Task to carry out →
Please give the listing again, word for word, with nothing left out.

- - - -

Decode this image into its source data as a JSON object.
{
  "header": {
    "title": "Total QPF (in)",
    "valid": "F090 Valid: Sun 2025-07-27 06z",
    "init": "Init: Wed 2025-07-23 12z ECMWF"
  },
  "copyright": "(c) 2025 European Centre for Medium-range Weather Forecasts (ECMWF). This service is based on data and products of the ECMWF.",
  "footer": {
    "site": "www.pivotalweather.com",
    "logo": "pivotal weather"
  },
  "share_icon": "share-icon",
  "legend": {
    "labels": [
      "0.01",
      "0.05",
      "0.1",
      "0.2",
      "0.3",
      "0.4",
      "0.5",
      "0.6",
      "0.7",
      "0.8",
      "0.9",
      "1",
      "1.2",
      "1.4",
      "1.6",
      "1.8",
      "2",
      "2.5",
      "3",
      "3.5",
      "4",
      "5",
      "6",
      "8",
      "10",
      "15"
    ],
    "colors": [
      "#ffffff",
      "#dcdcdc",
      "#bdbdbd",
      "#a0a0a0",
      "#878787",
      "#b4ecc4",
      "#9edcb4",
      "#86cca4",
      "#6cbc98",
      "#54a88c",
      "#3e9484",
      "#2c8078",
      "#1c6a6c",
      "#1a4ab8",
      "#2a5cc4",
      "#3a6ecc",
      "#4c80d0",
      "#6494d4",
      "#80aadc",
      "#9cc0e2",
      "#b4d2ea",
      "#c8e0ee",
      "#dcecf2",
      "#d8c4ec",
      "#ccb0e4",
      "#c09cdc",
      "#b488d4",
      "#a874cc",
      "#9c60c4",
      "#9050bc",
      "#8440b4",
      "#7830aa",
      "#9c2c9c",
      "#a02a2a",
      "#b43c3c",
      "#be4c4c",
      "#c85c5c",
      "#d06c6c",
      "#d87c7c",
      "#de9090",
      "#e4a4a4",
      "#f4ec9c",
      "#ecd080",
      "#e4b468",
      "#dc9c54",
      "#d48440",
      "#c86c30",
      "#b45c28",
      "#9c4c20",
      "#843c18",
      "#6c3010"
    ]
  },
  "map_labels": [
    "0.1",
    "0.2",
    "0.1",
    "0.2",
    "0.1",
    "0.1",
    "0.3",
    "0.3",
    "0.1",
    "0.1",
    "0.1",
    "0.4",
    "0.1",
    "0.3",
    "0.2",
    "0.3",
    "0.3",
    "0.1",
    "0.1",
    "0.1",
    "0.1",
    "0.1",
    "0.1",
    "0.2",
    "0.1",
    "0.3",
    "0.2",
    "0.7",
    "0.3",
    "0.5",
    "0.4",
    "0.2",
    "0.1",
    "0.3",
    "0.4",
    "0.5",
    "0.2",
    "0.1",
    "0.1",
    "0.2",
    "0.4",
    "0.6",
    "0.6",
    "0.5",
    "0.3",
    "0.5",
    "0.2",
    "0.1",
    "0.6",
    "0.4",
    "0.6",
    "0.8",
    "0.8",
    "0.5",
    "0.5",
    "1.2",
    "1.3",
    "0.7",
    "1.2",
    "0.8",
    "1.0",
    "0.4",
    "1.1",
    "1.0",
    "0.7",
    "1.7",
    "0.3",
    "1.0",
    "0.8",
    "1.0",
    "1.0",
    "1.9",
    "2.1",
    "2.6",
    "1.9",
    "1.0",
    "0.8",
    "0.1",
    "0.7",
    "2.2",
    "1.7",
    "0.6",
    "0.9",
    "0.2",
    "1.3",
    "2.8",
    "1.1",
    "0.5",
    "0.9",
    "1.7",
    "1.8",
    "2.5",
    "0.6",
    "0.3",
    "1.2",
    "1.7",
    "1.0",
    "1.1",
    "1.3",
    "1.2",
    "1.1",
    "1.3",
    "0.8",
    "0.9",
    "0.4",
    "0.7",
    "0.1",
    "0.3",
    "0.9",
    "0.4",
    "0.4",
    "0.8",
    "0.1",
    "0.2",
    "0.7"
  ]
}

- - - -

Answer to this problem →
Decode this image into its source data as a JSON object.
{
  "header": {
    "title": "Total QPF (in)",
    "valid": "F090 Valid: Sun 2025-07-27 06z",
    "init": "Init: Wed 2025-07-23 12z ECMWF"
  },
  "copyright": "(c) 2025 European Centre for Medium-range Weather Forecasts (ECMWF). This service is based on data and products of the ECMWF.",
  "footer": {
    "site": "www.pivotalweather.com",
    "logo": "pivotal weather"
  },
  "share_icon": "share-icon",
  "legend": {
    "labels": [
      "0.01",
      "0.05",
      "0.1",
      "0.2",
      "0.3",
      "0.4",
      "0.5",
      "0.6",
      "0.7",
      "0.8",
      "0.9",
      "1",
      "1.2",
      "1.4",
      "1.6",
      "1.8",
      "2",
      "2.5",
      "3",
      "3.5",
      "4",
      "5",
      "6",
      "8",
      "10",
      "15"
    ],
    "colors": [
      "#ffffff",
      "#dcdcdc",
      "#bdbdbd",
      "#a0a0a0",
      "#878787",
      "#b4ecc4",
      "#9edcb4",
      "#86cca4",
      "#6cbc98",
      "#54a88c",
      "#3e9484",
      "#2c8078",
      "#1c6a6c",
      "#1a4ab8",
      "#2a5cc4",
      "#3a6ecc",
      "#4c80d0",
      "#6494d4",
      "#80aadc",
      "#9cc0e2",
      "#b4d2ea",
      "#c8e0ee",
      "#dcecf2",
      "#d8c4ec",
      "#ccb0e4",
      "#c09cdc",
      "#b488d4",
      "#a874cc",
      "#9c60c4",
      "#9050bc",
      "#8440b4",
      "#7830aa",
      "#9c2c9c",
      "#a02a2a",
      "#b43c3c",
      "#be4c4c",
      "#c85c5c",
      "#d06c6c",
      "#d87c7c",
      "#de9090",
      "#e4a4a4",
      "#f4ec9c",
      "#ecd080",
      "#e4b468",
      "#dc9c54",
      "#d48440",
      "#c86c30",
      "#b45c28",
      "#9c4c20",
      "#843c18",
      "#6c3010"
    ]
  },
  "map_labels": [
    "0.1",
    "0.2",
    "0.1",
    "0.2",
    "0.1",
    "0.1",
    "0.3",
    "0.3",
    "0.1",
    "0.1",
    "0.1",
    "0.4",
    "0.1",
    "0.3",
    "0.2",
    "0.3",
    "0.3",
    "0.1",
    "0.1",
    "0.1",
    "0.1",
    "0.1",
    "0.1",
    "0.2",
    "0.1",
    "0.3",
    "0.2",
    "0.7",
    "0.3",
    "0.5",
    "0.4",
    "0.2",
    "0.1",
    "0.3",
    "0.4",
    "0.5",
    "0.2",
    "0.1",
    "0.1",
    "0.2",
    "0.4",
    "0.6",
    "0.6",
    "0.5",
    "0.3",
    "0.5",
    "0.2",
    "0.1",
    "0.6",
    "0.4",
    "0.6",
    "0.8",
    "0.8",
    "0.5",
    "0.5",
    "1.2",
    "1.3",
    "0.7",
    "1.2",
    "0.8",
    "1.0",
    "0.4",
    "1.1",
    "1.0",
    "0.7",
    "1.7",
    "0.3",
    "1.0",
    "0.8",
    "1.0",
    "1.0",
    "1.9",
    "2.1",
    "2.6",
    "1.9",
    "1.0",
    "0.8",
    "0.1",
    "0.7",
    "2.2",
    "1.7",
    "0.6",
    "0.9",
    "0.2",
    "1.3",
    "2.8",
    "1.1",
    "0.5",
    "0.9",
    "1.7",
    "1.8",
    "2.5",
    "0.6",
    "0.3",
    "1.2",
    "1.7",
    "1.0",
    "1.1",
    "1.3",
    "1.2",
    "1.1",
    "1.3",
    "0.8",
    "0.9",
    "0.4",
    "0.7",
    "0.1",
    "0.3",
    "0.9",
    "0.4",
    "0.4",
    "0.8",
    "0.1",
    "0.2",
    "0.7"
  ]
}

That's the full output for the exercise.